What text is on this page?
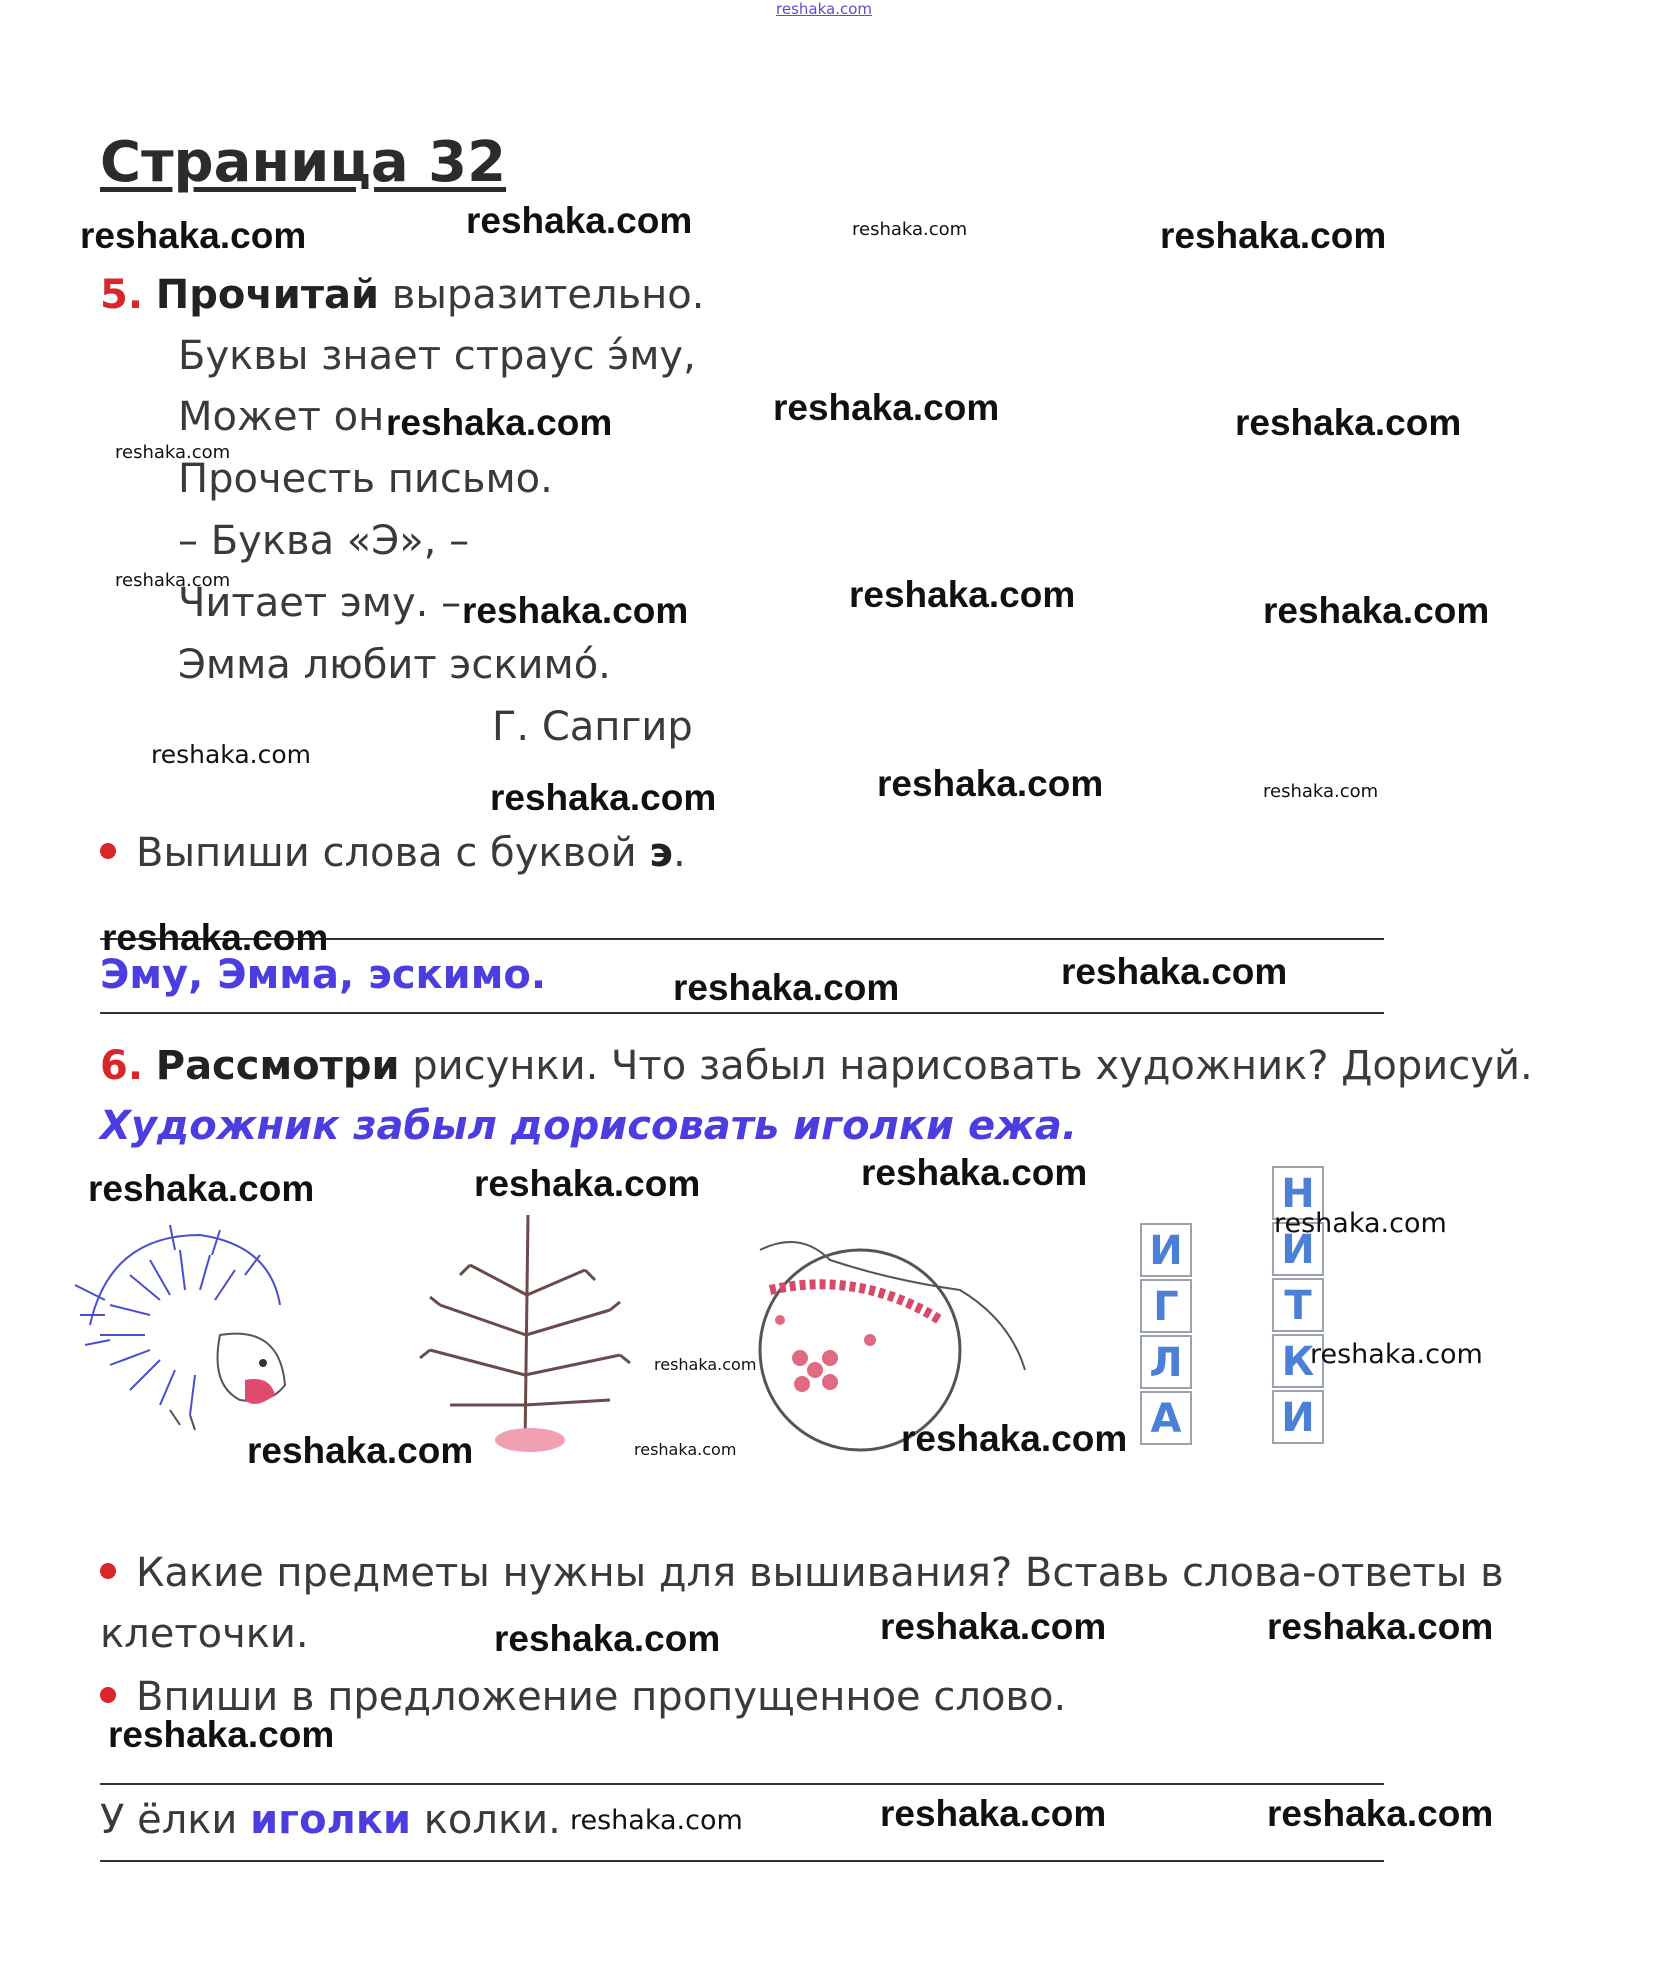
reshaka.com
Страница 32
5. Прочитай выразительно.
Буквы знает страус э́му,
Может он
Прочесть письмо.
– Буква «Э», –
Читает эму. –
Эмма любит эскимо́.
Г. Сапгир
Выпиши слова с буквой э.
Эму, Эмма, эскимо.
6. Рассмотри рисунки. Что забыл нарисовать художник? Дорисуй.
Художник забыл дорисовать иголки ежа.
И
Г
Л
А
Н
И
Т
К
И
Какие предметы нужны для вышивания? Вставь слова-ответы в
клеточки.
Впиши в предложение пропущенное слово.
У ёлки иголки колки.
reshaka.com	reshaka.com	reshaka.com	reshaka.com
reshaka.com	reshaka.com	reshaka.com
reshaka.com
reshaka.com
reshaka.com	reshaka.com	reshaka.com
reshaka.com
reshaka.com	reshaka.com	reshaka.com
reshaka.com
reshaka.com	reshaka.com
reshaka.com	reshaka.com	reshaka.com
reshaka.com
reshaka.com
reshaka.com
reshaka.com
reshaka.com	reshaka.com
reshaka.com	reshaka.com	reshaka.com
reshaka.com
reshaka.com	reshaka.com	reshaka.com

*Written request:* Look through the listing and extract every line with "иголки" in it.

*Exercise result:*
Художник забыл дорисовать иголки ежа.
У ёлки иголки колки.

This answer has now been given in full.